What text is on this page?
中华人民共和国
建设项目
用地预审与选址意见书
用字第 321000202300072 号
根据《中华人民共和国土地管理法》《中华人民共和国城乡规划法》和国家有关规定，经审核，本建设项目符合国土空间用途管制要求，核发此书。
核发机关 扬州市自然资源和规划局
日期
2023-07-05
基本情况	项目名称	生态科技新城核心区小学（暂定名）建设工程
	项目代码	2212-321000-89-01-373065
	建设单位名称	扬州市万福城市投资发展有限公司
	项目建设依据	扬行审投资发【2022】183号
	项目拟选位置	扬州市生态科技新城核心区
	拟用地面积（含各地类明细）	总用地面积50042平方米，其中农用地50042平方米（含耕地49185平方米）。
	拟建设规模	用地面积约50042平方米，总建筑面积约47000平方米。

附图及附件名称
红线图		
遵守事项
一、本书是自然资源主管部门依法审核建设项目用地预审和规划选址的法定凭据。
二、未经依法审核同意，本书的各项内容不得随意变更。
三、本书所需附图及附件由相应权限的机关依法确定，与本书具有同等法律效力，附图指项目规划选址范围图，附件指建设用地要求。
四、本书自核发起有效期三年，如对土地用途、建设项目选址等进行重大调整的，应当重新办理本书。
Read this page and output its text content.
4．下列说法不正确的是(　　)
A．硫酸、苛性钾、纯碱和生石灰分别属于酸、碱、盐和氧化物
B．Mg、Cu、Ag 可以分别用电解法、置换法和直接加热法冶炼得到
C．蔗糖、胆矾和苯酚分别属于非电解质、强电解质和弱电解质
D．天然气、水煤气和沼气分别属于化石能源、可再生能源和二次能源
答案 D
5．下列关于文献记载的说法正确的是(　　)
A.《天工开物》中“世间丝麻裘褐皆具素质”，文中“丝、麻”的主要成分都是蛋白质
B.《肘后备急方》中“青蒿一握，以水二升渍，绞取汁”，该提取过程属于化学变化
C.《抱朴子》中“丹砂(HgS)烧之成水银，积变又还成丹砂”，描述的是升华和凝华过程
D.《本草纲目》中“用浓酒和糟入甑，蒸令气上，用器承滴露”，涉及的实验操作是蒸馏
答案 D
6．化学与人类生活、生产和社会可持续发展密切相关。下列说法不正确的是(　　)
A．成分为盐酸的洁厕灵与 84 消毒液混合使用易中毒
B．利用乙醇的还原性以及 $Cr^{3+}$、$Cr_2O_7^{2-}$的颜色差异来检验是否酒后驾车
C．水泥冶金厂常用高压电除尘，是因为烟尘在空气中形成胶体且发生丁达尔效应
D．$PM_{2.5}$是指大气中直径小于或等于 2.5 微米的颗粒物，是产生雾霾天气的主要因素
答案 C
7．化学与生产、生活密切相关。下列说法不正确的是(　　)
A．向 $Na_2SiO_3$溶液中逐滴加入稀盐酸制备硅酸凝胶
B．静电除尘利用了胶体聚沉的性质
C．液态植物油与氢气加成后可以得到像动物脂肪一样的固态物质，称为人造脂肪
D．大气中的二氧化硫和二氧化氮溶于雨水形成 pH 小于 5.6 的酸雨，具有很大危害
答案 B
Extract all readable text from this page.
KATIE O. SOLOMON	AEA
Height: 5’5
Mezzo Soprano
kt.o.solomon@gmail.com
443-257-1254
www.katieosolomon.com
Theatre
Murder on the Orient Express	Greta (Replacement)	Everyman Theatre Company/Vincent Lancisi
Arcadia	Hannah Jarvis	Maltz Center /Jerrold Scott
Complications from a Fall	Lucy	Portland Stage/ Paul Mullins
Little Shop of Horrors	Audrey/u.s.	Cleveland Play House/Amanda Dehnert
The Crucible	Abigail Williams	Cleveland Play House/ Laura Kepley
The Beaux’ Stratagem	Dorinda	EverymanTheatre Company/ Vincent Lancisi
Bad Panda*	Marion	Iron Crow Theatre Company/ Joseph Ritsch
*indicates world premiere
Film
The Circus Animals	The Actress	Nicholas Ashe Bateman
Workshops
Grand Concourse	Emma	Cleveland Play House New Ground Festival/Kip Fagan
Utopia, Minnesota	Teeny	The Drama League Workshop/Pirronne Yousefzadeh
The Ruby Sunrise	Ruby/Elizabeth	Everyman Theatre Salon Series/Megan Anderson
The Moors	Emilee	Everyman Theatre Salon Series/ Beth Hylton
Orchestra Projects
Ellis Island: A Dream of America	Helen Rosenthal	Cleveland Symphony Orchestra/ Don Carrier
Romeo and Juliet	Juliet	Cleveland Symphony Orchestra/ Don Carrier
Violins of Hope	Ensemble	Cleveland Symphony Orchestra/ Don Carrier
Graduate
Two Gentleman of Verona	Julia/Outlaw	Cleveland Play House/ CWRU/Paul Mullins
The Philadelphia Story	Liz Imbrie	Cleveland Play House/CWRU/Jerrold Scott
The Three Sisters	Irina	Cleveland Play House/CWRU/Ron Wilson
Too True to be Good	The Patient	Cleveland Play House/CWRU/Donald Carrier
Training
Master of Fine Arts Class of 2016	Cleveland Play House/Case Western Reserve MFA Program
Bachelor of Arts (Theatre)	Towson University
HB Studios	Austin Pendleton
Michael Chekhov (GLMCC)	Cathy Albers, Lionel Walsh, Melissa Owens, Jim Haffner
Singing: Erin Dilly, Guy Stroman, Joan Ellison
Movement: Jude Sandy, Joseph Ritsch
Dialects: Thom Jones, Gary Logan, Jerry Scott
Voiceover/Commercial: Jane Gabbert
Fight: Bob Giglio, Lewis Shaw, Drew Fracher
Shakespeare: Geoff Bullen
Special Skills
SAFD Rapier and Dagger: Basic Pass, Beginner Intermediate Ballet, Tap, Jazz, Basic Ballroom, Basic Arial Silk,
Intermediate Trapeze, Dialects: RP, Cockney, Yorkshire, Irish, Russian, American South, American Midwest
::::::::
Task objective:
Identify and copy lines that hold the string "this".

Answer to the task:
What text is on this page?
Read this page and output its text content.
Extract all readable text from this page.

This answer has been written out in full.